| WORK TO DO |
Produce a verbatim copy of the entries listed below.

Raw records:
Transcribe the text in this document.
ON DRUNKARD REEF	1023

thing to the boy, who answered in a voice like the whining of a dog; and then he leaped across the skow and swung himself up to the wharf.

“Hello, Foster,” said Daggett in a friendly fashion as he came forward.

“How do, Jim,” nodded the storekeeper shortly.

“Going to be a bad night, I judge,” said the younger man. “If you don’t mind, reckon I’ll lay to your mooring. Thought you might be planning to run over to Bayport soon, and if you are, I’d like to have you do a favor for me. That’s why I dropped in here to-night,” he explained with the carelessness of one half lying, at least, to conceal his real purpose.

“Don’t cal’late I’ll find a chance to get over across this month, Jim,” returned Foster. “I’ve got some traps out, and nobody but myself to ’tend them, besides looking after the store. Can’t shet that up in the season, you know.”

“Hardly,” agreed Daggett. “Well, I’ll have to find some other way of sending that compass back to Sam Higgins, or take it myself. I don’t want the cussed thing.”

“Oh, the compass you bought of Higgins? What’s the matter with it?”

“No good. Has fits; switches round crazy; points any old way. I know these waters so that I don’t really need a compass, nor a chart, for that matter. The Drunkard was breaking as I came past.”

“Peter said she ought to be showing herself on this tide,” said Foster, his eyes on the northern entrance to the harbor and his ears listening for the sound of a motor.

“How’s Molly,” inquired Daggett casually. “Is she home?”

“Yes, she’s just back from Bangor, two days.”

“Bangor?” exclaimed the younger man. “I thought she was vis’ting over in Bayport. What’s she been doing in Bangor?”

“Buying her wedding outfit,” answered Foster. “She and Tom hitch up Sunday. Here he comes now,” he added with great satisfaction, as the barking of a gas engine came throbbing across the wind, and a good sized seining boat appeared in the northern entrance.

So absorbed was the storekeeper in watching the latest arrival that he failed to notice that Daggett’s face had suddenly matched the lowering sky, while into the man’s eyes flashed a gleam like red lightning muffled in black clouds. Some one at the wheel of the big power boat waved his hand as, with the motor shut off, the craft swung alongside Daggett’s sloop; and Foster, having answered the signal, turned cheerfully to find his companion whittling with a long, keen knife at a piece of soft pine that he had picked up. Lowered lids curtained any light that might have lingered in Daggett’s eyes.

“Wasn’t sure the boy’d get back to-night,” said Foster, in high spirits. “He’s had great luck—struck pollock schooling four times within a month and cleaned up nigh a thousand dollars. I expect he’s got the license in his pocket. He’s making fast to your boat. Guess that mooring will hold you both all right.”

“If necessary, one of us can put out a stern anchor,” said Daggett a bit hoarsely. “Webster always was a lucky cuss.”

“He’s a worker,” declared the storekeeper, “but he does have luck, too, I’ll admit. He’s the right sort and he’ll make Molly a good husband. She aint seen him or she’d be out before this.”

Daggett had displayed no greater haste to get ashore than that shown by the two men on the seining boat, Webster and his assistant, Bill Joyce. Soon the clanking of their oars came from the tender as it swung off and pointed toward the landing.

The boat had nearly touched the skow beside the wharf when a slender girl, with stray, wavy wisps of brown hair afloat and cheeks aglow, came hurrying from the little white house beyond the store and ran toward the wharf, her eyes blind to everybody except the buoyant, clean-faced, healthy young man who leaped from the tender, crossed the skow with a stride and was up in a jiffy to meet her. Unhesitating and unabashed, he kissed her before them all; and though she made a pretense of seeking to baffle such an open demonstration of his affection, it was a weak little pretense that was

| OUTPUT OF THE EXERCISE |
Transcribe the text in this document.
ON DRUNKARD REEF	1023

thing to the boy, who answered in a voice like the whining of a dog; and then he leaped across the skow and swung himself up to the wharf.

“Hello, Foster,” said Daggett in a friendly fashion as he came forward.

“How do, Jim,” nodded the storekeeper shortly.

“Going to be a bad night, I judge,” said the younger man. “If you don’t mind, reckon I’ll lay to your mooring. Thought you might be planning to run over to Bayport soon, and if you are, I’d like to have you do a favor for me. That’s why I dropped in here to-night,” he explained with the carelessness of one half lying, at least, to conceal his real purpose.

“Don’t cal’late I’ll find a chance to get over across this month, Jim,” returned Foster. “I’ve got some traps out, and nobody but myself to ’tend them, besides looking after the store. Can’t shet that up in the season, you know.”

“Hardly,” agreed Daggett. “Well, I’ll have to find some other way of sending that compass back to Sam Higgins, or take it myself. I don’t want the cussed thing.”

“Oh, the compass you bought of Higgins? What’s the matter with it?”

“No good. Has fits; switches round crazy; points any old way. I know these waters so that I don’t really need a compass, nor a chart, for that matter. The Drunkard was breaking as I came past.”

“Peter said she ought to be showing herself on this tide,” said Foster, his eyes on the northern entrance to the harbor and his ears listening for the sound of a motor.

“How’s Molly,” inquired Daggett casually. “Is she home?”

“Yes, she’s just back from Bangor, two days.”

“Bangor?” exclaimed the younger man. “I thought she was vis’ting over in Bayport. What’s she been doing in Bangor?”

“Buying her wedding outfit,” answered Foster. “She and Tom hitch up Sunday. Here he comes now,” he added with great satisfaction, as the barking of a gas engine came throbbing across the wind, and a good sized seining boat appeared in the northern entrance.

So absorbed was the storekeeper in watching the latest arrival that he failed to notice that Daggett’s face had suddenly matched the lowering sky, while into the man’s eyes flashed a gleam like red lightning muffled in black clouds. Some one at the wheel of the big power boat waved his hand as, with the motor shut off, the craft swung alongside Daggett’s sloop; and Foster, having answered the signal, turned cheerfully to find his companion whittling with a long, keen knife at a piece of soft pine that he had picked up. Lowered lids curtained any light that might have lingered in Daggett’s eyes.

“Wasn’t sure the boy’d get back to-night,” said Foster, in high spirits. “He’s had great luck—struck pollock schooling four times within a month and cleaned up nigh a thousand dollars. I expect he’s got the license in his pocket. He’s making fast to your boat. Guess that mooring will hold you both all right.”

“If necessary, one of us can put out a stern anchor,” said Daggett a bit hoarsely. “Webster always was a lucky cuss.”

“He’s a worker,” declared the storekeeper, “but he does have luck, too, I’ll admit. He’s the right sort and he’ll make Molly a good husband. She aint seen him or she’d be out before this.”

Daggett had displayed no greater haste to get ashore than that shown by the two men on the seining boat, Webster and his assistant, Bill Joyce. Soon the clanking of their oars came from the tender as it swung off and pointed toward the landing.

The boat had nearly touched the skow beside the wharf when a slender girl, with stray, wavy wisps of brown hair afloat and cheeks aglow, came hurrying from the little white house beyond the store and ran toward the wharf, her eyes blind to everybody except the buoyant, clean-faced, healthy young man who leaped from the tender, crossed the skow with a stride and was up in a jiffy to meet her. Unhesitating and unabashed, he kissed her before them all; and though she made a pretense of seeking to baffle such an open demonstration of his affection, it was a weak little pretense that was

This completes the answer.